__TASK BRIEF__
What you return should be the complete data below, word for word, with no pictures in it.
Top of RECORDS FOR THIS TASK
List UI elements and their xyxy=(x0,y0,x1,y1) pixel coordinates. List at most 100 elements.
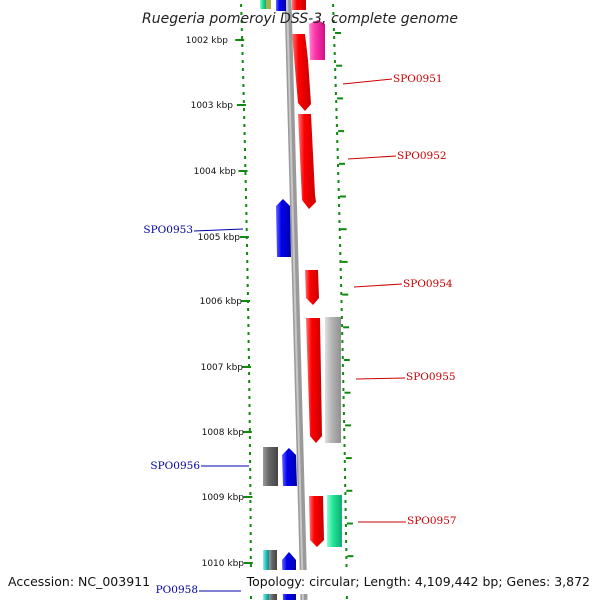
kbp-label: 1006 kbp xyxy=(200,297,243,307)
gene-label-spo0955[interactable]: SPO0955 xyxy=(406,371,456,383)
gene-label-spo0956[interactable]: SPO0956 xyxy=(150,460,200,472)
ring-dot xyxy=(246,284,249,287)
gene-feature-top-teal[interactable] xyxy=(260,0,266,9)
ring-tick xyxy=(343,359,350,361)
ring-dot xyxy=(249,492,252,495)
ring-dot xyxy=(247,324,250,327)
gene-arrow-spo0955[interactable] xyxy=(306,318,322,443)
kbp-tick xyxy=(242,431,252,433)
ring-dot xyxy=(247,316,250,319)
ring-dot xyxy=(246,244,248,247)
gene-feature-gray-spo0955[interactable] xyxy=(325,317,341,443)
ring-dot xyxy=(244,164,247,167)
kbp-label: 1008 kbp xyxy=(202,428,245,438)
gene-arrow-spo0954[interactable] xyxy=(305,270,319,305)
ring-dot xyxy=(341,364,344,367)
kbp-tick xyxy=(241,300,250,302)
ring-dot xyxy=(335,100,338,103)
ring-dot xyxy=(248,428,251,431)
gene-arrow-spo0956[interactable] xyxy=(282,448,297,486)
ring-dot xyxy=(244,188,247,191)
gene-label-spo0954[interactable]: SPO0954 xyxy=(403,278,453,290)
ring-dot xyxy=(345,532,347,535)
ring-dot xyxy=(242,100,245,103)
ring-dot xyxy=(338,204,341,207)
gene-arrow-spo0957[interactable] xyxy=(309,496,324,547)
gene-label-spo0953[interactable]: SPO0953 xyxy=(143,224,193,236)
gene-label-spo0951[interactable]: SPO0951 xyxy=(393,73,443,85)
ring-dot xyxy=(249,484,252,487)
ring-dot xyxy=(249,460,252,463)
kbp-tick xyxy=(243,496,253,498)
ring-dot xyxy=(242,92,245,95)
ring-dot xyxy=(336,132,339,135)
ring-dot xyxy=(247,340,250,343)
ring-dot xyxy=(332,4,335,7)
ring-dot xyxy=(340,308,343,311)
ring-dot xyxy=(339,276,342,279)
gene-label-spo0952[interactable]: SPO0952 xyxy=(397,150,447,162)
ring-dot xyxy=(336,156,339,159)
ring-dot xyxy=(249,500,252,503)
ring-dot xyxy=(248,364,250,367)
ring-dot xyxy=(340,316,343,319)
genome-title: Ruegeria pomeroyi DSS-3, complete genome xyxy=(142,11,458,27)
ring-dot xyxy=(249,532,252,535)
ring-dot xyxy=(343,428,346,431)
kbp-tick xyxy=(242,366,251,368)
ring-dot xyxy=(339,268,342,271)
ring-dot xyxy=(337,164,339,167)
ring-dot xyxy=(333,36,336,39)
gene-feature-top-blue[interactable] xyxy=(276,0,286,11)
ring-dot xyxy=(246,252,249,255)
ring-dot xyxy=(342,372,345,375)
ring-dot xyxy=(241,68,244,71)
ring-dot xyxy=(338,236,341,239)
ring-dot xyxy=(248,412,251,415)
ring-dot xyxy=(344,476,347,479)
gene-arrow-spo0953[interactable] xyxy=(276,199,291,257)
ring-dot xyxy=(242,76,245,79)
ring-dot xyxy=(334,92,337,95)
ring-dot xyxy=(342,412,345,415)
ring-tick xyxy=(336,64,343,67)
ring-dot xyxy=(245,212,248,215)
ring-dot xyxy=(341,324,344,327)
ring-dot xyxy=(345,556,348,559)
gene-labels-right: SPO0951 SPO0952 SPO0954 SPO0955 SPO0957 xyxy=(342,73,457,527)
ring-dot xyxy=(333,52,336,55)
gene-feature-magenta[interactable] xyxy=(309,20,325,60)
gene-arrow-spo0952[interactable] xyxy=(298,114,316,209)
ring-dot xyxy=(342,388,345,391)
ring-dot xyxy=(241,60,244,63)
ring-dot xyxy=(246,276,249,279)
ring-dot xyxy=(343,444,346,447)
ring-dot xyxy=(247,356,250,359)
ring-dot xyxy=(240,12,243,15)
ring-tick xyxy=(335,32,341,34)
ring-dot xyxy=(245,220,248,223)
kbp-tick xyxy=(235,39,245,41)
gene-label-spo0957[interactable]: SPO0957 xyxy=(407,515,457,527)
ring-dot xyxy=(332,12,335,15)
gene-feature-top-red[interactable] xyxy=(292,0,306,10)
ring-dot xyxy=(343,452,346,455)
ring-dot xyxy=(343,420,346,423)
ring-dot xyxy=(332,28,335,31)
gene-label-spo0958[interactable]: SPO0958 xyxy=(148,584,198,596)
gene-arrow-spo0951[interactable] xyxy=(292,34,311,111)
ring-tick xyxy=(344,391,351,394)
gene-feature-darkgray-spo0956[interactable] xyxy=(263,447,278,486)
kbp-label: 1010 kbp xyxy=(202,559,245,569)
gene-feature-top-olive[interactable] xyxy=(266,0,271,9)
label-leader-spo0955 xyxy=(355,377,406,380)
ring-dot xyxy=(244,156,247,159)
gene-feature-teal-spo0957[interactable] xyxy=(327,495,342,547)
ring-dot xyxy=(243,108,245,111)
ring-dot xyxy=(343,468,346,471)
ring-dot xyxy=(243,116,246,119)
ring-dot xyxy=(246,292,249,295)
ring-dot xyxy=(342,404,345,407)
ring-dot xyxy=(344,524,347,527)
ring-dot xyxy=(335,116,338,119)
Bottom of RECORDS FOR THIS TASK
__RESPONSE AREA__
List UI elements and their xyxy=(x0,y0,x1,y1) pixel coordinates. List at most 100 elements.
kbp-label: 1006 kbp xyxy=(200,297,243,307)
gene-label-spo0955[interactable]: SPO0955 xyxy=(406,371,456,383)
gene-label-spo0956[interactable]: SPO0956 xyxy=(150,460,200,472)
ring-dot xyxy=(246,284,249,287)
gene-feature-top-teal[interactable] xyxy=(260,0,266,9)
ring-tick xyxy=(343,359,350,361)
ring-dot xyxy=(249,492,252,495)
ring-dot xyxy=(247,324,250,327)
gene-arrow-spo0955[interactable] xyxy=(306,318,322,443)
kbp-tick xyxy=(242,431,252,433)
ring-dot xyxy=(247,316,250,319)
ring-dot xyxy=(246,244,248,247)
gene-feature-gray-spo0955[interactable] xyxy=(325,317,341,443)
ring-dot xyxy=(244,164,247,167)
kbp-label: 1008 kbp xyxy=(202,428,245,438)
gene-arrow-spo0954[interactable] xyxy=(305,270,319,305)
ring-dot xyxy=(341,364,344,367)
kbp-tick xyxy=(241,300,250,302)
ring-dot xyxy=(335,100,338,103)
ring-dot xyxy=(248,428,251,431)
gene-arrow-spo0956[interactable] xyxy=(282,448,297,486)
ring-dot xyxy=(244,188,247,191)
gene-label-spo0954[interactable]: SPO0954 xyxy=(403,278,453,290)
ring-dot xyxy=(345,532,347,535)
ring-dot xyxy=(242,100,245,103)
ring-dot xyxy=(338,204,341,207)
gene-arrow-spo0957[interactable] xyxy=(309,496,324,547)
gene-label-spo0953[interactable]: SPO0953 xyxy=(143,224,193,236)
gene-label-spo0951[interactable]: SPO0951 xyxy=(393,73,443,85)
ring-dot xyxy=(249,484,252,487)
ring-dot xyxy=(249,460,252,463)
kbp-tick xyxy=(243,496,253,498)
ring-dot xyxy=(242,92,245,95)
ring-dot xyxy=(336,132,339,135)
ring-dot xyxy=(247,340,250,343)
ring-dot xyxy=(332,4,335,7)
ring-dot xyxy=(340,308,343,311)
ring-dot xyxy=(339,276,342,279)
gene-label-spo0952[interactable]: SPO0952 xyxy=(397,150,447,162)
ring-dot xyxy=(336,156,339,159)
ring-dot xyxy=(249,500,252,503)
ring-dot xyxy=(248,364,250,367)
ring-dot xyxy=(340,316,343,319)
genome-title: Ruegeria pomeroyi DSS-3, complete genome xyxy=(142,11,458,27)
ring-dot xyxy=(249,532,252,535)
ring-dot xyxy=(343,428,346,431)
kbp-tick xyxy=(242,366,251,368)
ring-dot xyxy=(339,268,342,271)
ring-dot xyxy=(337,164,339,167)
ring-dot xyxy=(333,36,336,39)
gene-feature-top-blue[interactable] xyxy=(276,0,286,11)
ring-dot xyxy=(246,252,249,255)
ring-dot xyxy=(342,372,345,375)
ring-dot xyxy=(241,68,244,71)
ring-dot xyxy=(338,236,341,239)
ring-dot xyxy=(248,412,251,415)
ring-dot xyxy=(344,476,347,479)
gene-arrow-spo0953[interactable] xyxy=(276,199,291,257)
ring-dot xyxy=(242,76,245,79)
ring-dot xyxy=(334,92,337,95)
ring-dot xyxy=(342,412,345,415)
ring-tick xyxy=(336,64,343,67)
ring-dot xyxy=(245,212,248,215)
ring-dot xyxy=(341,324,344,327)
ring-dot xyxy=(345,556,348,559)
gene-labels-right: SPO0951 SPO0952 SPO0954 SPO0955 SPO0957 xyxy=(342,73,457,527)
ring-dot xyxy=(333,52,336,55)
gene-feature-magenta[interactable] xyxy=(309,20,325,60)
gene-arrow-spo0952[interactable] xyxy=(298,114,316,209)
ring-dot xyxy=(342,388,345,391)
ring-dot xyxy=(241,60,244,63)
ring-dot xyxy=(246,276,249,279)
ring-dot xyxy=(343,444,346,447)
ring-dot xyxy=(247,356,250,359)
ring-dot xyxy=(240,12,243,15)
ring-tick xyxy=(335,32,341,34)
ring-dot xyxy=(245,220,248,223)
kbp-tick xyxy=(235,39,245,41)
gene-label-spo0957[interactable]: SPO0957 xyxy=(407,515,457,527)
ring-dot xyxy=(332,12,335,15)
gene-feature-top-red[interactable] xyxy=(292,0,306,10)
ring-dot xyxy=(343,452,346,455)
ring-dot xyxy=(343,420,346,423)
ring-dot xyxy=(332,28,335,31)
gene-label-spo0958[interactable]: SPO0958 xyxy=(148,584,198,596)
gene-arrow-spo0951[interactable] xyxy=(292,34,311,111)
ring-tick xyxy=(344,391,351,394)
gene-feature-darkgray-spo0956[interactable] xyxy=(263,447,278,486)
kbp-label: 1010 kbp xyxy=(202,559,245,569)
gene-feature-top-olive[interactable] xyxy=(266,0,271,9)
label-leader-spo0955 xyxy=(355,377,406,380)
ring-dot xyxy=(244,156,247,159)
gene-feature-teal-spo0957[interactable] xyxy=(327,495,342,547)
ring-dot xyxy=(243,108,245,111)
ring-dot xyxy=(343,468,346,471)
ring-dot xyxy=(243,116,246,119)
ring-dot xyxy=(246,292,249,295)
ring-dot xyxy=(342,404,345,407)
ring-dot xyxy=(344,524,347,527)
ring-dot xyxy=(335,116,338,119)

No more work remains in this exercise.